Dataset excerpts:

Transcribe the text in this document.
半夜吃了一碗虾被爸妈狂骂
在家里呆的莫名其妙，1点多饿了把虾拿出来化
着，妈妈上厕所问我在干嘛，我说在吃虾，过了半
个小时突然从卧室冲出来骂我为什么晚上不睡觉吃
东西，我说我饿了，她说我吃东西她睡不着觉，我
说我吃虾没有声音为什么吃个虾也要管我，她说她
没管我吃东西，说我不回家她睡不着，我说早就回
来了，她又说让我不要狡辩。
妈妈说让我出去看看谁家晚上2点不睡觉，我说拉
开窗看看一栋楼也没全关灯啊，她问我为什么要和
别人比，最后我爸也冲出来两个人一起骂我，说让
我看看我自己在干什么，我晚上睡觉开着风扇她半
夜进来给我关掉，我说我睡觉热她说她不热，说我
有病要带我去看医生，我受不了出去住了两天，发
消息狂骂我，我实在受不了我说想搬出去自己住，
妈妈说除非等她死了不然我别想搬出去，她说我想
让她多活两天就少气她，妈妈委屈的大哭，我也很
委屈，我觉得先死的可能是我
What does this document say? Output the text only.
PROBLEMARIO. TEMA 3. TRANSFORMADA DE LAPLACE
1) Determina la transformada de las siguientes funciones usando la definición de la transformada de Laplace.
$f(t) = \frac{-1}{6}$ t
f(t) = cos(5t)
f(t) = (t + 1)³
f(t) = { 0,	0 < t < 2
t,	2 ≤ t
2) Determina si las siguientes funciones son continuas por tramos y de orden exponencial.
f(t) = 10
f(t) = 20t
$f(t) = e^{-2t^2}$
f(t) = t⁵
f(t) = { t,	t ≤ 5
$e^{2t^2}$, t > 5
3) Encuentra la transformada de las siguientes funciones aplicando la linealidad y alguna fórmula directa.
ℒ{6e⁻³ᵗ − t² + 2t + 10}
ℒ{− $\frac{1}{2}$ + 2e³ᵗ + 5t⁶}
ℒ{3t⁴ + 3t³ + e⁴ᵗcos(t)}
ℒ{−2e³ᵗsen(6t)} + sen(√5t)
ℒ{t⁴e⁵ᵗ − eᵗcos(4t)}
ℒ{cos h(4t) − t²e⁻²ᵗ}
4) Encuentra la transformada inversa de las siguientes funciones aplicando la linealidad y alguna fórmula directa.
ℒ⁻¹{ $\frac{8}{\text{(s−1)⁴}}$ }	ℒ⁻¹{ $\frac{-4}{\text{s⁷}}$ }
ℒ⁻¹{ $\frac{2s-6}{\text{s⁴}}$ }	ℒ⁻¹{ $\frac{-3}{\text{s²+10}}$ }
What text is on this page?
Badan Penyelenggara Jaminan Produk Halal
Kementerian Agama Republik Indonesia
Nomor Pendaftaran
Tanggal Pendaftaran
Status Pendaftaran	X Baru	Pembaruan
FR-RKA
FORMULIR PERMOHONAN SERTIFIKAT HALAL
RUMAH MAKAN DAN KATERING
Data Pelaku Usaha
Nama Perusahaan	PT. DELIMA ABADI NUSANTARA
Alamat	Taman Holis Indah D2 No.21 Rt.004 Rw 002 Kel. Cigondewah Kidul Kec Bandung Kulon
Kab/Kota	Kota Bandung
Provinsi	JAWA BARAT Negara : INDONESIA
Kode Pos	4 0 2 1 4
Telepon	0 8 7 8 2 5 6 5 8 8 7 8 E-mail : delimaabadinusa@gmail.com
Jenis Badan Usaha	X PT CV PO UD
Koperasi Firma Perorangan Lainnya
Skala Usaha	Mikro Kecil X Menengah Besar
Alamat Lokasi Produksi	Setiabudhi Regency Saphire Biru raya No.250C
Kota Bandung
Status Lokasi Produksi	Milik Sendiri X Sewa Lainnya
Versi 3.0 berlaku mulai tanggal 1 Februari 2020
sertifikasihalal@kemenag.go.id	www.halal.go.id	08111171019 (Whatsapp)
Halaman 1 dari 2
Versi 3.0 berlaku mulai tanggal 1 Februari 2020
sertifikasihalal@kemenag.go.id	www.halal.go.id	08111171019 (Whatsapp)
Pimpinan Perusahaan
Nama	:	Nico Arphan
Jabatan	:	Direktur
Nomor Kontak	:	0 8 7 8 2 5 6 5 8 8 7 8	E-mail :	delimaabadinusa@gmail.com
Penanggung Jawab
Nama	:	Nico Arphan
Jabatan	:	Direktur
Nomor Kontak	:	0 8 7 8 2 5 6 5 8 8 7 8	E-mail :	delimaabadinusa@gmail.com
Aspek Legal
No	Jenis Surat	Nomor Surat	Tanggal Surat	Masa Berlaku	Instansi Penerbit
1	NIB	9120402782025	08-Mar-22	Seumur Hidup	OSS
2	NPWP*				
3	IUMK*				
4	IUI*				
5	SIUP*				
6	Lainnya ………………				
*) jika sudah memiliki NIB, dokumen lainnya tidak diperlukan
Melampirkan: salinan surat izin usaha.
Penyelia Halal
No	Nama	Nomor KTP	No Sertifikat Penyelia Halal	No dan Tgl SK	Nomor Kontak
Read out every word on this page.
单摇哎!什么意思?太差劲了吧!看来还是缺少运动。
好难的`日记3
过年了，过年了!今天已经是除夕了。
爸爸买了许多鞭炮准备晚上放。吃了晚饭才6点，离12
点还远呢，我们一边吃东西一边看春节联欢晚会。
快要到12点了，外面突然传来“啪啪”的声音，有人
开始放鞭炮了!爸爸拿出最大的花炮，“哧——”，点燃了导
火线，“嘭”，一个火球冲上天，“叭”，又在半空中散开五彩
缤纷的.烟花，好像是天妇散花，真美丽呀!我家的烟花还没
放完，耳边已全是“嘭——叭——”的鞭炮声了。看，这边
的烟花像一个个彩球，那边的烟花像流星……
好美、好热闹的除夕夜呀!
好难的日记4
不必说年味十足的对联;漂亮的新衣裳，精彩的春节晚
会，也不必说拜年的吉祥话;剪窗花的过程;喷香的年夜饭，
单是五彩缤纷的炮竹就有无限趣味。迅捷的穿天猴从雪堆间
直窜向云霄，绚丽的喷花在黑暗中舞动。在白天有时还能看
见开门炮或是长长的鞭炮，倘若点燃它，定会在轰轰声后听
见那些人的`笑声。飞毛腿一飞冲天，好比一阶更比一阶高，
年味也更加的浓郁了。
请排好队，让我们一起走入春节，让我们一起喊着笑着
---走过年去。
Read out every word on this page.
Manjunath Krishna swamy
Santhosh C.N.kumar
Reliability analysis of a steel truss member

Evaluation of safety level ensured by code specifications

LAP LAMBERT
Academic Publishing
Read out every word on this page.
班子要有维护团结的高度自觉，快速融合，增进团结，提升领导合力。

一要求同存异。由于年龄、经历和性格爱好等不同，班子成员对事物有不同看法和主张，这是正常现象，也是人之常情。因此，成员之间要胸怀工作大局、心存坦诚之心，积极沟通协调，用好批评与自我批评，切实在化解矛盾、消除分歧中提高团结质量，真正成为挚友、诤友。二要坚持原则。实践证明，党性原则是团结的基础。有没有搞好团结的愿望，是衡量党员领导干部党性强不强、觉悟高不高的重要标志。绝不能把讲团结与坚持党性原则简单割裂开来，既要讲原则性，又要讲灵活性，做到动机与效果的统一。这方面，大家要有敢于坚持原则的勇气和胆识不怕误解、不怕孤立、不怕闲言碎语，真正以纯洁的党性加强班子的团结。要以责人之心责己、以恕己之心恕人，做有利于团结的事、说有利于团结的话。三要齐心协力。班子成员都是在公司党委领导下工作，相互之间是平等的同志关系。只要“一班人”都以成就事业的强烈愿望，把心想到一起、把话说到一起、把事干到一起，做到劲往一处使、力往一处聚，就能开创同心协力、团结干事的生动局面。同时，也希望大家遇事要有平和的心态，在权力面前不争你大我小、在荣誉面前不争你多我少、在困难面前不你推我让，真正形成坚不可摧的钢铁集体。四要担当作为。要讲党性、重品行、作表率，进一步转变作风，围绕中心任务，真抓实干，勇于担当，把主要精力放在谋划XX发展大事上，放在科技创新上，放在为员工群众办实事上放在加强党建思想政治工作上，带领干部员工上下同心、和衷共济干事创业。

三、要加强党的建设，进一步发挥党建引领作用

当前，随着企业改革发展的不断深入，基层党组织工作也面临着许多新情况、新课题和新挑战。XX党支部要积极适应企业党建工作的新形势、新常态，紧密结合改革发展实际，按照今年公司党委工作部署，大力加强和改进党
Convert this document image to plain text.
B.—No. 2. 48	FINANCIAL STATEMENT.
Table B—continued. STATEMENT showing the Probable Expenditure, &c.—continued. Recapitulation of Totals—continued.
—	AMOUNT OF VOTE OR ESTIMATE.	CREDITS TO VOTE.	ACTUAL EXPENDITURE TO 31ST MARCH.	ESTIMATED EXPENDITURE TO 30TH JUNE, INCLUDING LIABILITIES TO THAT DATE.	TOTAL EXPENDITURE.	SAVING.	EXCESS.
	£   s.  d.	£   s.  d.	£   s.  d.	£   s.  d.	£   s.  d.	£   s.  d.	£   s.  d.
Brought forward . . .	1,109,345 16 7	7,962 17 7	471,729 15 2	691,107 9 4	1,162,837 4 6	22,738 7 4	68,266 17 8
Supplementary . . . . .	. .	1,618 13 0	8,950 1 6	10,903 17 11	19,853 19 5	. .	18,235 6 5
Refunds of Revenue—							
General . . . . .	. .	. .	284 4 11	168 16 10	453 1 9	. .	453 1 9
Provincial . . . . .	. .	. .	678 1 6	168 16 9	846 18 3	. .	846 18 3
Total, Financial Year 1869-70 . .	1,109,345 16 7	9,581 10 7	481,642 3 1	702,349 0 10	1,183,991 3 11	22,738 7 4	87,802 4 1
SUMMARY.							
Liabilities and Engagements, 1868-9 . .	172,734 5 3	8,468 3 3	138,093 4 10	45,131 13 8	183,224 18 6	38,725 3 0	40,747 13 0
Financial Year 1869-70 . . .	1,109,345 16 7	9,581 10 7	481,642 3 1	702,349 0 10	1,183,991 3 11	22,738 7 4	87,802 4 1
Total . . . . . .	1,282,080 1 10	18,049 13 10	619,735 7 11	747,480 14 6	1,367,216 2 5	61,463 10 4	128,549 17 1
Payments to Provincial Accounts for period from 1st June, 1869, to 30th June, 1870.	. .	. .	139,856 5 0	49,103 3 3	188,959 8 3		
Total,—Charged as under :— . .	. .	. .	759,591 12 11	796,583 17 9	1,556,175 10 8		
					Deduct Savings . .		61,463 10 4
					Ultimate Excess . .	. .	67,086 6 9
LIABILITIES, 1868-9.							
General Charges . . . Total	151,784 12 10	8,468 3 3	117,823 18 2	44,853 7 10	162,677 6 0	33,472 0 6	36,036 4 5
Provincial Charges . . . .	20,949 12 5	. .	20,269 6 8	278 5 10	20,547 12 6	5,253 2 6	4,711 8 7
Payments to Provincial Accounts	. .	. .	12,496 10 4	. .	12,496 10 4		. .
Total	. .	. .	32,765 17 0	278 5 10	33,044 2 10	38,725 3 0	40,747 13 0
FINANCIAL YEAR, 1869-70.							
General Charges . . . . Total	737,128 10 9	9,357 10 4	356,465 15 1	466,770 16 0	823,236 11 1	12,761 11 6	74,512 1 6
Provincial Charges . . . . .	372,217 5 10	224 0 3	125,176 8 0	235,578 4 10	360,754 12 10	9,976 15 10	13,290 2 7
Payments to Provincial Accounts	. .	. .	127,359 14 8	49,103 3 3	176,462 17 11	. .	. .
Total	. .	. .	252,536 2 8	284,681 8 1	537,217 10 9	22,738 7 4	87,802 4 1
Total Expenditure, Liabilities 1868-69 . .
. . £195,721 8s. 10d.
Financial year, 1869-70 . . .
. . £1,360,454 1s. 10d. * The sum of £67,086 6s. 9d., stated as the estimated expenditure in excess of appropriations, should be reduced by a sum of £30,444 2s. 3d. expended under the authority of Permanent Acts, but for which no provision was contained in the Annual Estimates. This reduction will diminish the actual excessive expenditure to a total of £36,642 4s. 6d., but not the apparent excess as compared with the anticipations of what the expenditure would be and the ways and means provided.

Problem statement: Out of the records, collect only those lines that contain the string "text".

The completed task:
Transcribe the text in this document.
What does this document say? Output the text only.
ℒ⁻¹{ $\frac{8}{\text{(s−1)⁴}}$ }	ℒ⁻¹{ $\frac{-4}{\text{s⁷}}$ }
ℒ⁻¹{ $\frac{2s-6}{\text{s⁴}}$ }	ℒ⁻¹{ $\frac{-3}{\text{s²+10}}$ }
What text is on this page?
Convert this document image to plain text.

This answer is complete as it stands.